Beginning with the line where "What's the underlying" appears, restate the lines word for word through the last one in the listing.

___ Data ___

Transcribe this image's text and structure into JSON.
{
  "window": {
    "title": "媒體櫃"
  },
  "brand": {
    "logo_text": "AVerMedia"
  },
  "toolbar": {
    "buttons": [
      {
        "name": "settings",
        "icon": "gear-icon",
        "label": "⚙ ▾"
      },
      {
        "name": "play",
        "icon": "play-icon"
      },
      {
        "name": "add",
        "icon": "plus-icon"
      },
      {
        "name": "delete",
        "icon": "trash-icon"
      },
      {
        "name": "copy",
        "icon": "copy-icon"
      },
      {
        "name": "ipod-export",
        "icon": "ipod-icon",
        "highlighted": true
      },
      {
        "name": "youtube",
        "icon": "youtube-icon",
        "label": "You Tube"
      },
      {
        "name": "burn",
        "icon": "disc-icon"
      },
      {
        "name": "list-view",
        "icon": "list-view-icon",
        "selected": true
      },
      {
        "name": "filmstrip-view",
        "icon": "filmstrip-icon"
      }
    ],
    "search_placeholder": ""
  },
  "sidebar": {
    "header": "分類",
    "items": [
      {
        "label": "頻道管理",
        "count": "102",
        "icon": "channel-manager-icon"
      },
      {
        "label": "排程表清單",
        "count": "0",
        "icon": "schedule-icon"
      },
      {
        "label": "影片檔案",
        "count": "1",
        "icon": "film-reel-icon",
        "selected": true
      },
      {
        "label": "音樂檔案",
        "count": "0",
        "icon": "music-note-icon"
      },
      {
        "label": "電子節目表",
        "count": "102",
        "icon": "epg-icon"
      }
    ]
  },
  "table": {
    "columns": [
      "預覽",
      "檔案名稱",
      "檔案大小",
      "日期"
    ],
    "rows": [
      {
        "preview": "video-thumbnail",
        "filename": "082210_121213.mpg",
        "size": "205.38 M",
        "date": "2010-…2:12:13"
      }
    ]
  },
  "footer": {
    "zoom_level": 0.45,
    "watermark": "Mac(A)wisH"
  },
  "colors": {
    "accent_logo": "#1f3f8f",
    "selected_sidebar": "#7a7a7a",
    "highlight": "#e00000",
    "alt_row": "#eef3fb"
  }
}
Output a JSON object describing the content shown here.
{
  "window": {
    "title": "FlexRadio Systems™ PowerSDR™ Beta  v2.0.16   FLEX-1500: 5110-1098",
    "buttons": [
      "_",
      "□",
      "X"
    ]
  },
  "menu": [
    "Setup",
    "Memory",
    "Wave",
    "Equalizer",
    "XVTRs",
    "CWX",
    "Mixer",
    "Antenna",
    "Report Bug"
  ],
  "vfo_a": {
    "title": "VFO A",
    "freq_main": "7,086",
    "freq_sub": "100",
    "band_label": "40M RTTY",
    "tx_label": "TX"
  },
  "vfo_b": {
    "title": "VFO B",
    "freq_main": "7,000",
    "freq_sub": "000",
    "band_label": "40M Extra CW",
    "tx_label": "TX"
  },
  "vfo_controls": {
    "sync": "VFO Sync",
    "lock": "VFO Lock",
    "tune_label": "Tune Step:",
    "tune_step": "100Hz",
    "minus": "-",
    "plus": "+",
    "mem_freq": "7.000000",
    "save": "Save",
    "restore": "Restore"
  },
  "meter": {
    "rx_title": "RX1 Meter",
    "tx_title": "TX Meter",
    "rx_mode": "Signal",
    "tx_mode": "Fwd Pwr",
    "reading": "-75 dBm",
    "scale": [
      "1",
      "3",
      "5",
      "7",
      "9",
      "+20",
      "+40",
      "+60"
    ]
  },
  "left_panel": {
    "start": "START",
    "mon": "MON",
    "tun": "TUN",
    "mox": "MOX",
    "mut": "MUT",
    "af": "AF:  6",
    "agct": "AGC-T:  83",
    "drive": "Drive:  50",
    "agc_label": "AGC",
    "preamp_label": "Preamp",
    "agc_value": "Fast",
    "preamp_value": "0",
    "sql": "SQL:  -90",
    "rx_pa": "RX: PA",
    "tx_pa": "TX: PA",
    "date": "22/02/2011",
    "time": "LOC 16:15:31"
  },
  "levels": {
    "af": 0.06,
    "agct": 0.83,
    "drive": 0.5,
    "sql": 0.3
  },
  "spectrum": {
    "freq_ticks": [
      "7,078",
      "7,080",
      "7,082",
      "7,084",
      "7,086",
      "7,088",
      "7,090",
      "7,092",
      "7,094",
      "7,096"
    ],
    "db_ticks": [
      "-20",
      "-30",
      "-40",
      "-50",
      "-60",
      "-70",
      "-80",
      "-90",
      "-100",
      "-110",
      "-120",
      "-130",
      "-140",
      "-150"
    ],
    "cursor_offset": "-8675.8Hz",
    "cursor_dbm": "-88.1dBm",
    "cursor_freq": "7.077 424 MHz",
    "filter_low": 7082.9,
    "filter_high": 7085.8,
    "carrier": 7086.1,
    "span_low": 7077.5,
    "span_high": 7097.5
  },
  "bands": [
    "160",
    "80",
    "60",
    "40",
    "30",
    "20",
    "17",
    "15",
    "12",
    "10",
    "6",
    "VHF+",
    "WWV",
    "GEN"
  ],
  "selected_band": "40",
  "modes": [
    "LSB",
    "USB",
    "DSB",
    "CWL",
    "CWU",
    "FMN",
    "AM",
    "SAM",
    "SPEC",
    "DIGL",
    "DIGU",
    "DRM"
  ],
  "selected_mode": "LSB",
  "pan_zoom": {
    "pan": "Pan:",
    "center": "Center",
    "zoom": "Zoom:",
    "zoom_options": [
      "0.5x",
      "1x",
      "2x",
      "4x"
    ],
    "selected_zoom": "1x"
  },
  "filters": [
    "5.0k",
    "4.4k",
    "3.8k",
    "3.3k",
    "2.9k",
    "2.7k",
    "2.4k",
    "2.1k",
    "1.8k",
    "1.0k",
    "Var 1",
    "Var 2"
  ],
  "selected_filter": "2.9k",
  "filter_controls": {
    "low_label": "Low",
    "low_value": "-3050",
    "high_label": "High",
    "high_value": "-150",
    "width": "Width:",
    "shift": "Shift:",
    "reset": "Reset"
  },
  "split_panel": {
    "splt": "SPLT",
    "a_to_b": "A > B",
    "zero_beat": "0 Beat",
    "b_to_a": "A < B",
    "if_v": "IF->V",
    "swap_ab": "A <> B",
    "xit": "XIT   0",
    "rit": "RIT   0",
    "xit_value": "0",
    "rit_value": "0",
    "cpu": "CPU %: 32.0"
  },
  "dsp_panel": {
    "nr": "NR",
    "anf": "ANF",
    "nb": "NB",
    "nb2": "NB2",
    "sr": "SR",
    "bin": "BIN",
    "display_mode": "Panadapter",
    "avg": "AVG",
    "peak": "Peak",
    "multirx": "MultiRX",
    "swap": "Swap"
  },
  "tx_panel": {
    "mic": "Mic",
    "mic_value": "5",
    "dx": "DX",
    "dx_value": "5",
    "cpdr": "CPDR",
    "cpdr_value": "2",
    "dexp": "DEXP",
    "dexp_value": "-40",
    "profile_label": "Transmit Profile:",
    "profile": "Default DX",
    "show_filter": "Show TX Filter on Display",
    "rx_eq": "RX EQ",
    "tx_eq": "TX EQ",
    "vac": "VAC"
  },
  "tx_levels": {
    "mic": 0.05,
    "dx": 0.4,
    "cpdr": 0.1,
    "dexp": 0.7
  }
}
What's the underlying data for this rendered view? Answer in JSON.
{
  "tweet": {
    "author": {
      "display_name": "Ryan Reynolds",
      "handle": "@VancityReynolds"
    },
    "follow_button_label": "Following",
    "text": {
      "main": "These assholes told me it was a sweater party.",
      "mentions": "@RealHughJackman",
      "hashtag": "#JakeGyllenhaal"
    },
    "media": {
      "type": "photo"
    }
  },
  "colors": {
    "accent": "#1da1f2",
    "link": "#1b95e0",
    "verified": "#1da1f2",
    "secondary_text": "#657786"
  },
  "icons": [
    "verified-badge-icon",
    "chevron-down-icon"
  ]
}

___

Result of the task |
What's the underlying data for this rendered view? Answer in JSON.
{
  "tweet": {
    "author": {
      "display_name": "Ryan Reynolds",
      "handle": "@VancityReynolds"
    },
    "follow_button_label": "Following",
    "text": {
      "main": "These assholes told me it was a sweater party.",
      "mentions": "@RealHughJackman",
      "hashtag": "#JakeGyllenhaal"
    },
    "media": {
      "type": "photo"
    }
  },
  "colors": {
    "accent": "#1da1f2",
    "link": "#1b95e0",
    "verified": "#1da1f2",
    "secondary_text": "#657786"
  },
  "icons": [
    "verified-badge-icon",
    "chevron-down-icon"
  ]
}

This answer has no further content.